▶ _What is expected_
Reproduce the data below in full and exclude every picture.

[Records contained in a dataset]
..............................

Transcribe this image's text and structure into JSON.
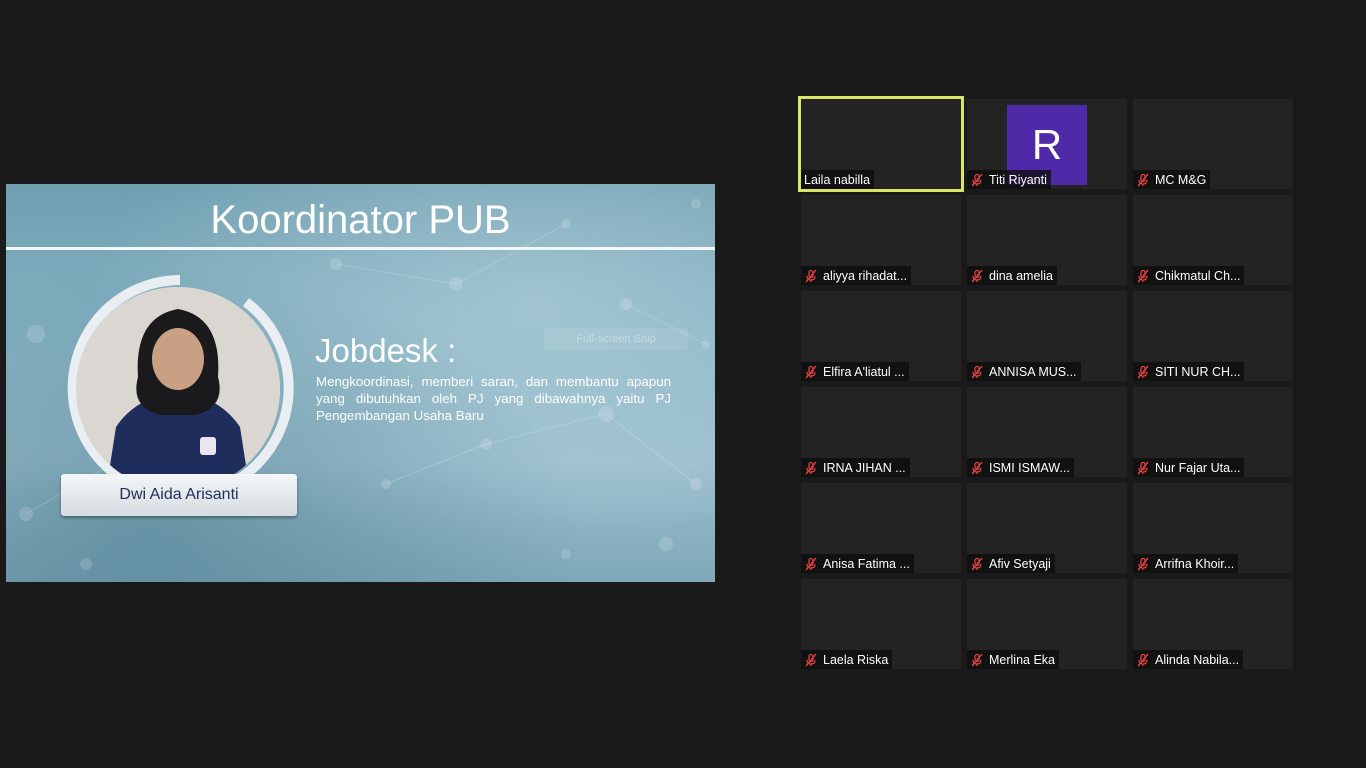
{
  "slide": {
    "title": "Koordinator PUB",
    "person_name": "Dwi Aida Arisanti",
    "jobdesk_heading": "Jobdesk :",
    "jobdesk_text": "Mengkoordinasi, memberi saran, dan membantu apapun yang dibutuhkan oleh PJ yang dibawahnya yaitu PJ Pengembangan Usaha Baru",
    "overlay_hint": "Full-screen Snip"
  },
  "colors": {
    "active_border": "#d6e66a",
    "avatar_bg": "#4f2aa8",
    "muted_mic": "#e04040"
  },
  "participants": [
    {
      "name": "Laila nabilla",
      "muted": false,
      "active": true
    },
    {
      "name": "Titi Riyanti",
      "muted": true,
      "avatar_letter": "R"
    },
    {
      "name": "MC M&G",
      "muted": true
    },
    {
      "name": "aliyya rihadat...",
      "muted": true
    },
    {
      "name": "dina amelia",
      "muted": true
    },
    {
      "name": "Chikmatul Ch...",
      "muted": true
    },
    {
      "name": "Elfira A'liatul ...",
      "muted": true
    },
    {
      "name": "ANNISA MUS...",
      "muted": true
    },
    {
      "name": "SITI NUR CH...",
      "muted": true
    },
    {
      "name": "IRNA JIHAN ...",
      "muted": true
    },
    {
      "name": "ISMI ISMAW...",
      "muted": true
    },
    {
      "name": "Nur Fajar Uta...",
      "muted": true
    },
    {
      "name": "Anisa Fatima ...",
      "muted": true
    },
    {
      "name": "Afiv Setyaji",
      "muted": true
    },
    {
      "name": "Arrifna Khoir...",
      "muted": true
    },
    {
      "name": "Laela Riska",
      "muted": true
    },
    {
      "name": "Merlina Eka",
      "muted": true
    },
    {
      "name": "Alinda Nabila...",
      "muted": true
    }
  ]
}
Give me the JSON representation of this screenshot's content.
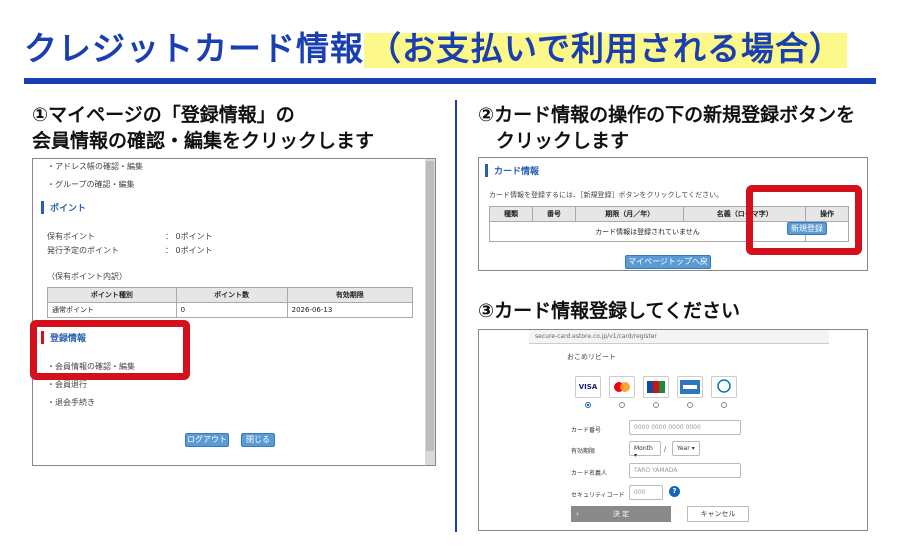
{
  "header": {
    "title_main": "クレジットカード情報",
    "title_highlight": "（お支払いで利用される場合）"
  },
  "steps": {
    "step1_line1": "①マイページの「登録情報」の",
    "step1_line2": "会員情報の確認・編集をクリックします",
    "step2_line1": "②カード情報の操作の下の新規登録ボタンを",
    "step2_line2": "クリックします",
    "step3": "③カード情報登録してください"
  },
  "shot1": {
    "links_top": [
      "・アドレス帳の確認・編集",
      "・グループの確認・編集"
    ],
    "points_title": "ポイント",
    "holding_label": "保有ポイント",
    "holding_value": "：  0ポイント",
    "pending_label": "発行予定のポイント",
    "pending_value": "：  0ポイント",
    "breakdown_label": "（保有ポイント内訳）",
    "table_headers": [
      "ポイント種別",
      "ポイント数",
      "有効期限"
    ],
    "table_row": [
      "通常ポイント",
      "0",
      "2026-06-13"
    ],
    "reg_title": "登録情報",
    "reg_links": [
      "・会員情報の確認・編集",
      "・会員退行",
      "・退会手続き"
    ],
    "logout_label": "ログアウト",
    "close_label": "閉じる"
  },
  "shot2": {
    "section_title": "カード情報",
    "instruction": "カード情報を登録するには、［新規登録］ボタンをクリックしてください。",
    "headers": [
      "種類",
      "番号",
      "期限（月／年）",
      "名義（ローマ字）",
      "操作"
    ],
    "empty_msg": "カード情報は登録されていません",
    "new_button": "新規登録",
    "back_button": "マイページトップへ戻る"
  },
  "shot3": {
    "url": "secure-card.estore.co.jp/v1/card/register",
    "site_title": "おこめリビート",
    "brands": [
      "VISA",
      "MC",
      "JCB",
      "AMEX",
      "Diners"
    ],
    "card_no_label": "カード番号",
    "card_no_placeholder": "0000 0000 0000 0000",
    "expiry_label": "有効期限",
    "month_placeholder": "Month ▾",
    "slash": "/",
    "year_placeholder": "Year ▾",
    "holder_label": "カード名義人",
    "holder_placeholder": "TARO YAMADA",
    "cvc_label": "セキュリティコード",
    "cvc_placeholder": "000",
    "help_mark": "?",
    "submit_label": "決 定",
    "cancel_label": "キャンセル"
  }
}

..............................

▶ _Reply_
Transcribe this image's text and structure into JSON.
{
  "slide": {
    "title": "Koordinator PUB",
    "person_name": "Dwi Aida Arisanti",
    "jobdesk_heading": "Jobdesk :",
    "jobdesk_text": "Mengkoordinasi, memberi saran, dan membantu apapun yang dibutuhkan oleh PJ yang dibawahnya yaitu PJ Pengembangan Usaha Baru",
    "overlay_hint": "Full-screen Snip"
  },
  "colors": {
    "active_border": "#d6e66a",
    "avatar_bg": "#4f2aa8",
    "muted_mic": "#e04040"
  },
  "participants": [
    {
      "name": "Laila nabilla",
      "muted": false,
      "active": true
    },
    {
      "name": "Titi Riyanti",
      "muted": true,
      "avatar_letter": "R"
    },
    {
      "name": "MC M&G",
      "muted": true
    },
    {
      "name": "aliyya rihadat...",
      "muted": true
    },
    {
      "name": "dina amelia",
      "muted": true
    },
    {
      "name": "Chikmatul Ch...",
      "muted": true
    },
    {
      "name": "Elfira A'liatul ...",
      "muted": true
    },
    {
      "name": "ANNISA MUS...",
      "muted": true
    },
    {
      "name": "SITI NUR CH...",
      "muted": true
    },
    {
      "name": "IRNA JIHAN ...",
      "muted": true
    },
    {
      "name": "ISMI ISMAW...",
      "muted": true
    },
    {
      "name": "Nur Fajar Uta...",
      "muted": true
    },
    {
      "name": "Anisa Fatima ...",
      "muted": true
    },
    {
      "name": "Afiv Setyaji",
      "muted": true
    },
    {
      "name": "Arrifna Khoir...",
      "muted": true
    },
    {
      "name": "Laela Riska",
      "muted": true
    },
    {
      "name": "Merlina Eka",
      "muted": true
    },
    {
      "name": "Alinda Nabila...",
      "muted": true
    }
  ]
}
Give me the JSON representation of this screenshot's content.
{
  "header": {
    "title_main": "クレジットカード情報",
    "title_highlight": "（お支払いで利用される場合）"
  },
  "steps": {
    "step1_line1": "①マイページの「登録情報」の",
    "step1_line2": "会員情報の確認・編集をクリックします",
    "step2_line1": "②カード情報の操作の下の新規登録ボタンを",
    "step2_line2": "クリックします",
    "step3": "③カード情報登録してください"
  },
  "shot1": {
    "links_top": [
      "・アドレス帳の確認・編集",
      "・グループの確認・編集"
    ],
    "points_title": "ポイント",
    "holding_label": "保有ポイント",
    "holding_value": "：  0ポイント",
    "pending_label": "発行予定のポイント",
    "pending_value": "：  0ポイント",
    "breakdown_label": "（保有ポイント内訳）",
    "table_headers": [
      "ポイント種別",
      "ポイント数",
      "有効期限"
    ],
    "table_row": [
      "通常ポイント",
      "0",
      "2026-06-13"
    ],
    "reg_title": "登録情報",
    "reg_links": [
      "・会員情報の確認・編集",
      "・会員退行",
      "・退会手続き"
    ],
    "logout_label": "ログアウト",
    "close_label": "閉じる"
  },
  "shot2": {
    "section_title": "カード情報",
    "instruction": "カード情報を登録するには、［新規登録］ボタンをクリックしてください。",
    "headers": [
      "種類",
      "番号",
      "期限（月／年）",
      "名義（ローマ字）",
      "操作"
    ],
    "empty_msg": "カード情報は登録されていません",
    "new_button": "新規登録",
    "back_button": "マイページトップへ戻る"
  },
  "shot3": {
    "url": "secure-card.estore.co.jp/v1/card/register",
    "site_title": "おこめリビート",
    "brands": [
      "VISA",
      "MC",
      "JCB",
      "AMEX",
      "Diners"
    ],
    "card_no_label": "カード番号",
    "card_no_placeholder": "0000 0000 0000 0000",
    "expiry_label": "有効期限",
    "month_placeholder": "Month ▾",
    "slash": "/",
    "year_placeholder": "Year ▾",
    "holder_label": "カード名義人",
    "holder_placeholder": "TARO YAMADA",
    "cvc_label": "セキュリティコード",
    "cvc_placeholder": "000",
    "help_mark": "?",
    "submit_label": "決 定",
    "cancel_label": "キャンセル"
  }
}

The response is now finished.